[Exercise requirements] Please set down all the lines beneath this one exactly, without the pictures.

--- Exercise data ---

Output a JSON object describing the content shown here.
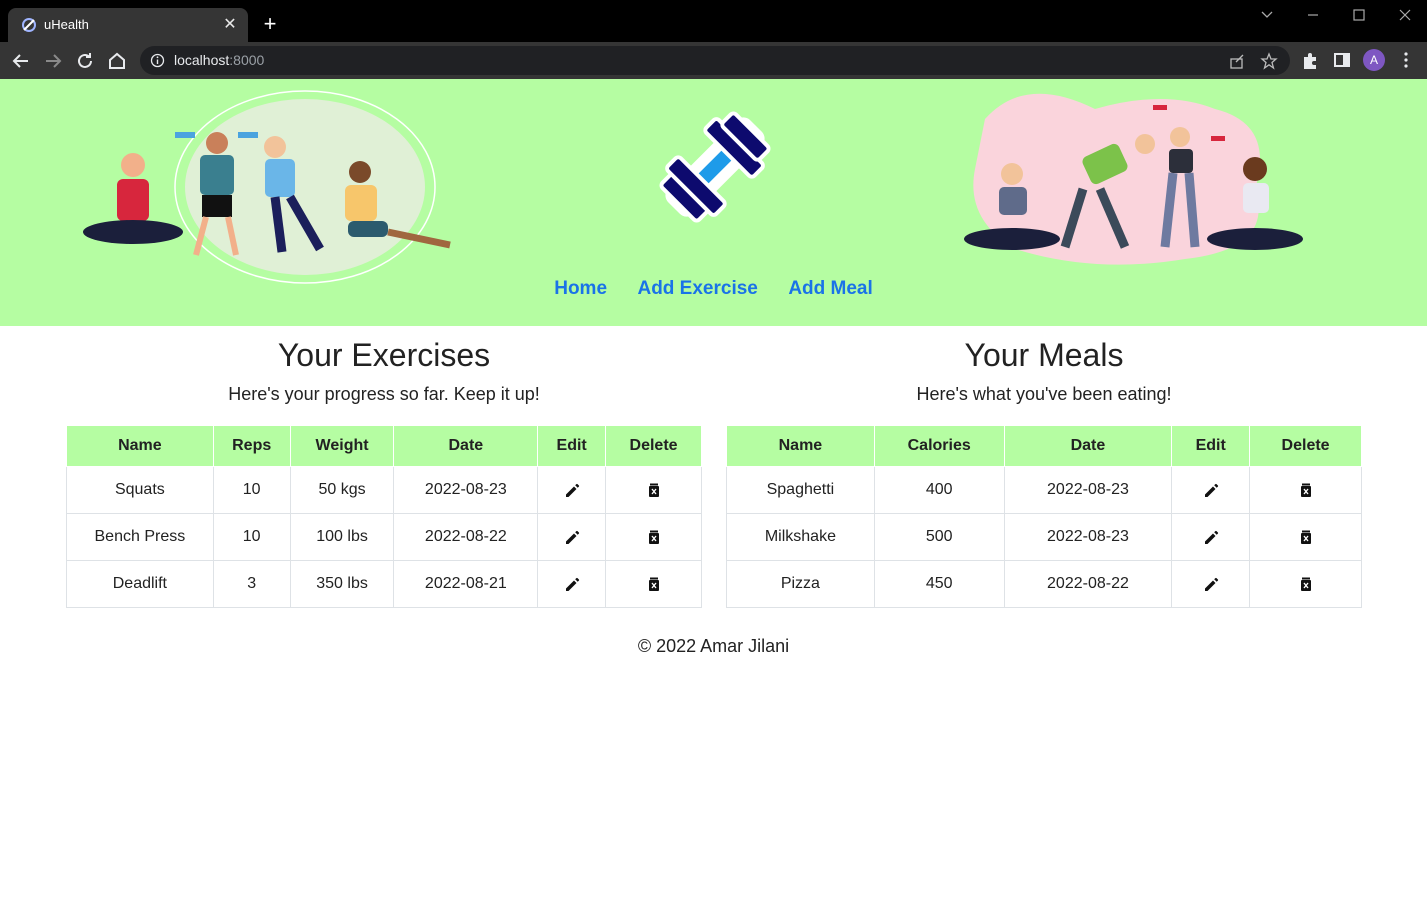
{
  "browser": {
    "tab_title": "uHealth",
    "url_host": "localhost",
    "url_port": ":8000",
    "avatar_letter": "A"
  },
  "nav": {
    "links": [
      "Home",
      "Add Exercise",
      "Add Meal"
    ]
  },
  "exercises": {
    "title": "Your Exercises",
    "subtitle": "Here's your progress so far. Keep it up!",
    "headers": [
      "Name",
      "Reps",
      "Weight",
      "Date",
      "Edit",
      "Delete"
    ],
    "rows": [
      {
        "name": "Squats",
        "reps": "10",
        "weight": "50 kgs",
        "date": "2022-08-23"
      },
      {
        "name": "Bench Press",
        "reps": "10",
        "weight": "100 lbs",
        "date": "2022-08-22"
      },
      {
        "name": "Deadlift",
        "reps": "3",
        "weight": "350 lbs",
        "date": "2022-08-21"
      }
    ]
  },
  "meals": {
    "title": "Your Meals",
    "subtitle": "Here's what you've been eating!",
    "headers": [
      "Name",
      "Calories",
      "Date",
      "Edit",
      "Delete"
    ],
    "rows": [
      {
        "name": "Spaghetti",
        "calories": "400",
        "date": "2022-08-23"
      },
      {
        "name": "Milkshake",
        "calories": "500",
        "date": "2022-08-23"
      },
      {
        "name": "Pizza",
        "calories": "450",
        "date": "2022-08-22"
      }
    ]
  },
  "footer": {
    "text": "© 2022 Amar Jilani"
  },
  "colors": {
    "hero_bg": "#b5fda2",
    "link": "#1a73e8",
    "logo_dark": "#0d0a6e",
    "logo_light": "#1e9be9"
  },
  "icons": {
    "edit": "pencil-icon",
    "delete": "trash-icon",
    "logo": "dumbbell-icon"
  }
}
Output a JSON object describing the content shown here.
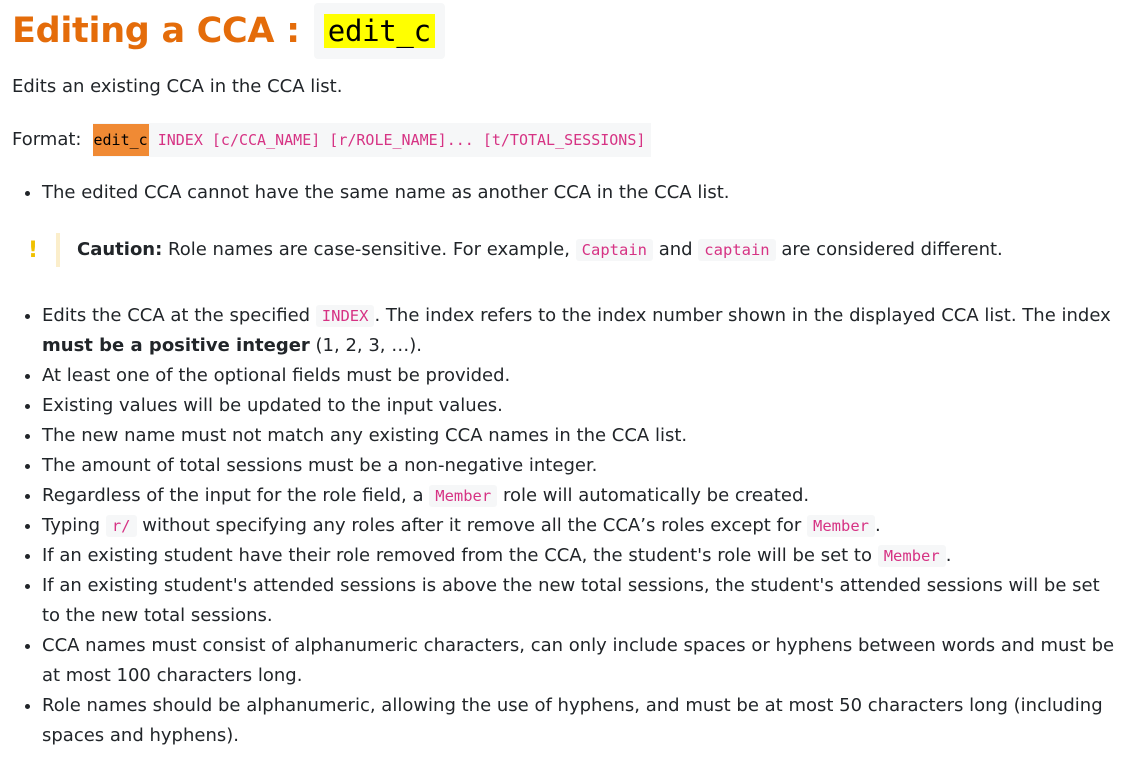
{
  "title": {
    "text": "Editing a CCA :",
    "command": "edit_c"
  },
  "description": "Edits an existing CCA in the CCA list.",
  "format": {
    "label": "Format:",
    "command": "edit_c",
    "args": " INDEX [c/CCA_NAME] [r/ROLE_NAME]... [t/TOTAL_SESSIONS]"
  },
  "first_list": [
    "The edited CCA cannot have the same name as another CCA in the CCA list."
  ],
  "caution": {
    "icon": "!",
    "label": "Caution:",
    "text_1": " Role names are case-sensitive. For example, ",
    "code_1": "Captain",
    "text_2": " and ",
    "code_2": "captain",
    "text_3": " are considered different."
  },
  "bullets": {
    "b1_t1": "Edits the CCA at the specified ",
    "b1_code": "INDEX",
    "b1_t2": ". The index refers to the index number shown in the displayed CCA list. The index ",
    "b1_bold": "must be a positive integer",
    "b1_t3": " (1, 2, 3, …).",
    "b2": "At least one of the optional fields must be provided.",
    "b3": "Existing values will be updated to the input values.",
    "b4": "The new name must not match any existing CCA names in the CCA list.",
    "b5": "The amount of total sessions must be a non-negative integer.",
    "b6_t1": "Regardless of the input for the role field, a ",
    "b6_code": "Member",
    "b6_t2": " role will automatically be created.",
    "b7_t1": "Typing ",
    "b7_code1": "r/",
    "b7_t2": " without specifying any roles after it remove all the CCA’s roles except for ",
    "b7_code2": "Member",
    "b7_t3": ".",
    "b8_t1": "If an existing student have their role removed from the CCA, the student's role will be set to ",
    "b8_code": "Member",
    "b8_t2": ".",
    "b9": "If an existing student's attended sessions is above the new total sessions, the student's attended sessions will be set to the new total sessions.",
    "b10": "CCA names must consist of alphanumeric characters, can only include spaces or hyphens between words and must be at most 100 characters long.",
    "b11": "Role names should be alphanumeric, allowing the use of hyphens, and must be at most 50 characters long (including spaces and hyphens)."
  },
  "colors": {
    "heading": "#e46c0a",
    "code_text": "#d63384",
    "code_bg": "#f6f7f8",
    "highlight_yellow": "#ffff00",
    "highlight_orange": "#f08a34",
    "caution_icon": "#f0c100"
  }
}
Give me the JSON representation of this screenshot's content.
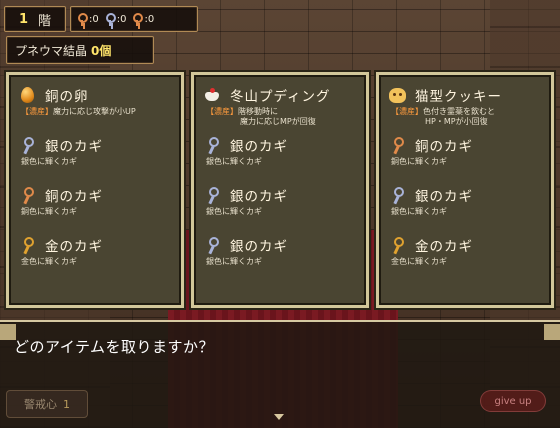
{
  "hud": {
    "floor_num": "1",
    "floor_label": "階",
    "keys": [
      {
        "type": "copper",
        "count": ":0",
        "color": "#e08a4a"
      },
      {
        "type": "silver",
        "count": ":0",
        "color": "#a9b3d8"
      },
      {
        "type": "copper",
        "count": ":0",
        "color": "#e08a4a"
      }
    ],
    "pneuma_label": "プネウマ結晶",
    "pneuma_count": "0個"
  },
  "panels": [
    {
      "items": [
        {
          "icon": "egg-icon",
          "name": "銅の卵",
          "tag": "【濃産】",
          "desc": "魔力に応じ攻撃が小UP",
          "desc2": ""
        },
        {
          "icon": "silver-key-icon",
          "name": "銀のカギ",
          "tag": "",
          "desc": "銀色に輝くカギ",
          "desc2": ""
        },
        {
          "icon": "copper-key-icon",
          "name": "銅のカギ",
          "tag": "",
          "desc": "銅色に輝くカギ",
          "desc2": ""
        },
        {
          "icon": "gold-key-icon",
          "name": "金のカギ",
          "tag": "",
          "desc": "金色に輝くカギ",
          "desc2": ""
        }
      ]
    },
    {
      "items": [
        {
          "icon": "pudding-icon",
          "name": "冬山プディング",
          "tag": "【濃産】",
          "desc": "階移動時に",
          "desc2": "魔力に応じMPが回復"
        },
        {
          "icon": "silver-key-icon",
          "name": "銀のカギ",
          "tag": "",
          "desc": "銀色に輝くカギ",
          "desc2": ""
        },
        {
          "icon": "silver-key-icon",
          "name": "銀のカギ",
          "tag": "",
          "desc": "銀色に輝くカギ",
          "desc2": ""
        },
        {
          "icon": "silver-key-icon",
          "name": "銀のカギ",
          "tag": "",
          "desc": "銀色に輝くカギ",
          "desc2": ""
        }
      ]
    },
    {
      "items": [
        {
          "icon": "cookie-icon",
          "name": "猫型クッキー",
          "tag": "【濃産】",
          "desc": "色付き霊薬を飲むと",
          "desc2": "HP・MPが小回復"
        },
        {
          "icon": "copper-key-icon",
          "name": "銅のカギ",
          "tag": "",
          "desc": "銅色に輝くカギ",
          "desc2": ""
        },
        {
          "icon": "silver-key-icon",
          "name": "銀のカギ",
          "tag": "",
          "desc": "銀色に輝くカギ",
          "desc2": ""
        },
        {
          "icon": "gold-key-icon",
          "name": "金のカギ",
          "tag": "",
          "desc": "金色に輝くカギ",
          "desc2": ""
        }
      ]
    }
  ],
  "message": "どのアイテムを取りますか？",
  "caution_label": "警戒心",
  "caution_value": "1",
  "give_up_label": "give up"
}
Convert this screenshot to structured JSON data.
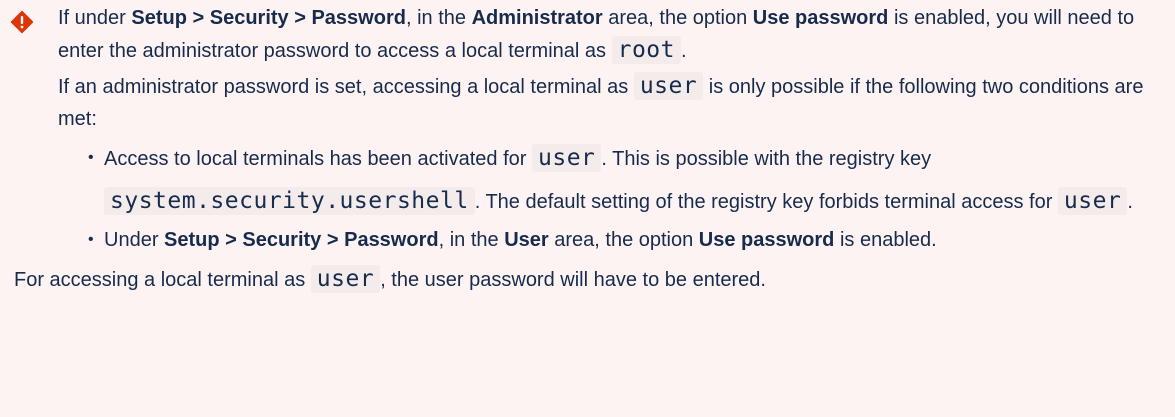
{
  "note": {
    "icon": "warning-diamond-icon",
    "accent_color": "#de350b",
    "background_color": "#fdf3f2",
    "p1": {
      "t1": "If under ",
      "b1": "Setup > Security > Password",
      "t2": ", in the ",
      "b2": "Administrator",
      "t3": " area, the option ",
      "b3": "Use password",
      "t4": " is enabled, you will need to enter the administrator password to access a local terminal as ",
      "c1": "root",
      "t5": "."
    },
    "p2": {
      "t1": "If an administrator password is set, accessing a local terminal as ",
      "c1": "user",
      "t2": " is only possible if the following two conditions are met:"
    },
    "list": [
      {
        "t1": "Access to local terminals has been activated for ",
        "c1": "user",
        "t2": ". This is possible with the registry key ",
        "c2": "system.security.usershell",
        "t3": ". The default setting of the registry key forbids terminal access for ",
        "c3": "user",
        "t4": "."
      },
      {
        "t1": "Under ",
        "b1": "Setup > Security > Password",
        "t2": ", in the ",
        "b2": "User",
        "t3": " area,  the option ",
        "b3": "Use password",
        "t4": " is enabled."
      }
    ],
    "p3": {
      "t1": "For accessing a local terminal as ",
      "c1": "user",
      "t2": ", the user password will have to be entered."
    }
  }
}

---

[Answer to this problem]
Output a JSON object describing the content shown here.
{
  "browser": {
    "tab_title": "uHealth",
    "url_host": "localhost",
    "url_port": ":8000",
    "avatar_letter": "A"
  },
  "nav": {
    "links": [
      "Home",
      "Add Exercise",
      "Add Meal"
    ]
  },
  "exercises": {
    "title": "Your Exercises",
    "subtitle": "Here's your progress so far. Keep it up!",
    "headers": [
      "Name",
      "Reps",
      "Weight",
      "Date",
      "Edit",
      "Delete"
    ],
    "rows": [
      {
        "name": "Squats",
        "reps": "10",
        "weight": "50 kgs",
        "date": "2022-08-23"
      },
      {
        "name": "Bench Press",
        "reps": "10",
        "weight": "100 lbs",
        "date": "2022-08-22"
      },
      {
        "name": "Deadlift",
        "reps": "3",
        "weight": "350 lbs",
        "date": "2022-08-21"
      }
    ]
  },
  "meals": {
    "title": "Your Meals",
    "subtitle": "Here's what you've been eating!",
    "headers": [
      "Name",
      "Calories",
      "Date",
      "Edit",
      "Delete"
    ],
    "rows": [
      {
        "name": "Spaghetti",
        "calories": "400",
        "date": "2022-08-23"
      },
      {
        "name": "Milkshake",
        "calories": "500",
        "date": "2022-08-23"
      },
      {
        "name": "Pizza",
        "calories": "450",
        "date": "2022-08-22"
      }
    ]
  },
  "footer": {
    "text": "© 2022 Amar Jilani"
  },
  "colors": {
    "hero_bg": "#b5fda2",
    "link": "#1a73e8",
    "logo_dark": "#0d0a6e",
    "logo_light": "#1e9be9"
  },
  "icons": {
    "edit": "pencil-icon",
    "delete": "trash-icon",
    "logo": "dumbbell-icon"
  }
}
Output a JSON object describing the content shown here.
{
  "title": {
    "text": "Editing a CCA :",
    "command": "edit_c"
  },
  "description": "Edits an existing CCA in the CCA list.",
  "format": {
    "label": "Format:",
    "command": "edit_c",
    "args": " INDEX [c/CCA_NAME] [r/ROLE_NAME]... [t/TOTAL_SESSIONS]"
  },
  "first_list": [
    "The edited CCA cannot have the same name as another CCA in the CCA list."
  ],
  "caution": {
    "icon": "!",
    "label": "Caution:",
    "text_1": " Role names are case-sensitive. For example, ",
    "code_1": "Captain",
    "text_2": " and ",
    "code_2": "captain",
    "text_3": " are considered different."
  },
  "bullets": {
    "b1_t1": "Edits the CCA at the specified ",
    "b1_code": "INDEX",
    "b1_t2": ". The index refers to the index number shown in the displayed CCA list. The index ",
    "b1_bold": "must be a positive integer",
    "b1_t3": " (1, 2, 3, …).",
    "b2": "At least one of the optional fields must be provided.",
    "b3": "Existing values will be updated to the input values.",
    "b4": "The new name must not match any existing CCA names in the CCA list.",
    "b5": "The amount of total sessions must be a non-negative integer.",
    "b6_t1": "Regardless of the input for the role field, a ",
    "b6_code": "Member",
    "b6_t2": " role will automatically be created.",
    "b7_t1": "Typing ",
    "b7_code1": "r/",
    "b7_t2": " without specifying any roles after it remove all the CCA’s roles except for ",
    "b7_code2": "Member",
    "b7_t3": ".",
    "b8_t1": "If an existing student have their role removed from the CCA, the student's role will be set to ",
    "b8_code": "Member",
    "b8_t2": ".",
    "b9": "If an existing student's attended sessions is above the new total sessions, the student's attended sessions will be set to the new total sessions.",
    "b10": "CCA names must consist of alphanumeric characters, can only include spaces or hyphens between words and must be at most 100 characters long.",
    "b11": "Role names should be alphanumeric, allowing the use of hyphens, and must be at most 50 characters long (including spaces and hyphens)."
  },
  "colors": {
    "heading": "#e46c0a",
    "code_text": "#d63384",
    "code_bg": "#f6f7f8",
    "highlight_yellow": "#ffff00",
    "highlight_orange": "#f08a34",
    "caution_icon": "#f0c100"
  }
}
Give me the JSON representation of this screenshot's content.
{
  "hud": {
    "floor_num": "1",
    "floor_label": "階",
    "keys": [
      {
        "type": "copper",
        "count": ":0",
        "color": "#e08a4a"
      },
      {
        "type": "silver",
        "count": ":0",
        "color": "#a9b3d8"
      },
      {
        "type": "copper",
        "count": ":0",
        "color": "#e08a4a"
      }
    ],
    "pneuma_label": "プネウマ結晶",
    "pneuma_count": "0個"
  },
  "panels": [
    {
      "items": [
        {
          "icon": "egg-icon",
          "name": "銅の卵",
          "tag": "【濃産】",
          "desc": "魔力に応じ攻撃が小UP",
          "desc2": ""
        },
        {
          "icon": "silver-key-icon",
          "name": "銀のカギ",
          "tag": "",
          "desc": "銀色に輝くカギ",
          "desc2": ""
        },
        {
          "icon": "copper-key-icon",
          "name": "銅のカギ",
          "tag": "",
          "desc": "銅色に輝くカギ",
          "desc2": ""
        },
        {
          "icon": "gold-key-icon",
          "name": "金のカギ",
          "tag": "",
          "desc": "金色に輝くカギ",
          "desc2": ""
        }
      ]
    },
    {
      "items": [
        {
          "icon": "pudding-icon",
          "name": "冬山プディング",
          "tag": "【濃産】",
          "desc": "階移動時に",
          "desc2": "魔力に応じMPが回復"
        },
        {
          "icon": "silver-key-icon",
          "name": "銀のカギ",
          "tag": "",
          "desc": "銀色に輝くカギ",
          "desc2": ""
        },
        {
          "icon": "silver-key-icon",
          "name": "銀のカギ",
          "tag": "",
          "desc": "銀色に輝くカギ",
          "desc2": ""
        },
        {
          "icon": "silver-key-icon",
          "name": "銀のカギ",
          "tag": "",
          "desc": "銀色に輝くカギ",
          "desc2": ""
        }
      ]
    },
    {
      "items": [
        {
          "icon": "cookie-icon",
          "name": "猫型クッキー",
          "tag": "【濃産】",
          "desc": "色付き霊薬を飲むと",
          "desc2": "HP・MPが小回復"
        },
        {
          "icon": "copper-key-icon",
          "name": "銅のカギ",
          "tag": "",
          "desc": "銅色に輝くカギ",
          "desc2": ""
        },
        {
          "icon": "silver-key-icon",
          "name": "銀のカギ",
          "tag": "",
          "desc": "銀色に輝くカギ",
          "desc2": ""
        },
        {
          "icon": "gold-key-icon",
          "name": "金のカギ",
          "tag": "",
          "desc": "金色に輝くカギ",
          "desc2": ""
        }
      ]
    }
  ],
  "message": "どのアイテムを取りますか？",
  "caution_label": "警戒心",
  "caution_value": "1",
  "give_up_label": "give up"
}
Convert this screenshot to structured JSON data.
{
  "note": {
    "icon": "warning-diamond-icon",
    "accent_color": "#de350b",
    "background_color": "#fdf3f2",
    "p1": {
      "t1": "If under ",
      "b1": "Setup > Security > Password",
      "t2": ", in the ",
      "b2": "Administrator",
      "t3": " area, the option ",
      "b3": "Use password",
      "t4": " is enabled, you will need to enter the administrator password to access a local terminal as ",
      "c1": "root",
      "t5": "."
    },
    "p2": {
      "t1": "If an administrator password is set, accessing a local terminal as ",
      "c1": "user",
      "t2": " is only possible if the following two conditions are met:"
    },
    "list": [
      {
        "t1": "Access to local terminals has been activated for ",
        "c1": "user",
        "t2": ". This is possible with the registry key ",
        "c2": "system.security.usershell",
        "t3": ". The default setting of the registry key forbids terminal access for ",
        "c3": "user",
        "t4": "."
      },
      {
        "t1": "Under ",
        "b1": "Setup > Security > Password",
        "t2": ", in the ",
        "b2": "User",
        "t3": " area,  the option ",
        "b3": "Use password",
        "t4": " is enabled."
      }
    ],
    "p3": {
      "t1": "For accessing a local terminal as ",
      "c1": "user",
      "t2": ", the user password will have to be entered."
    }
  }
}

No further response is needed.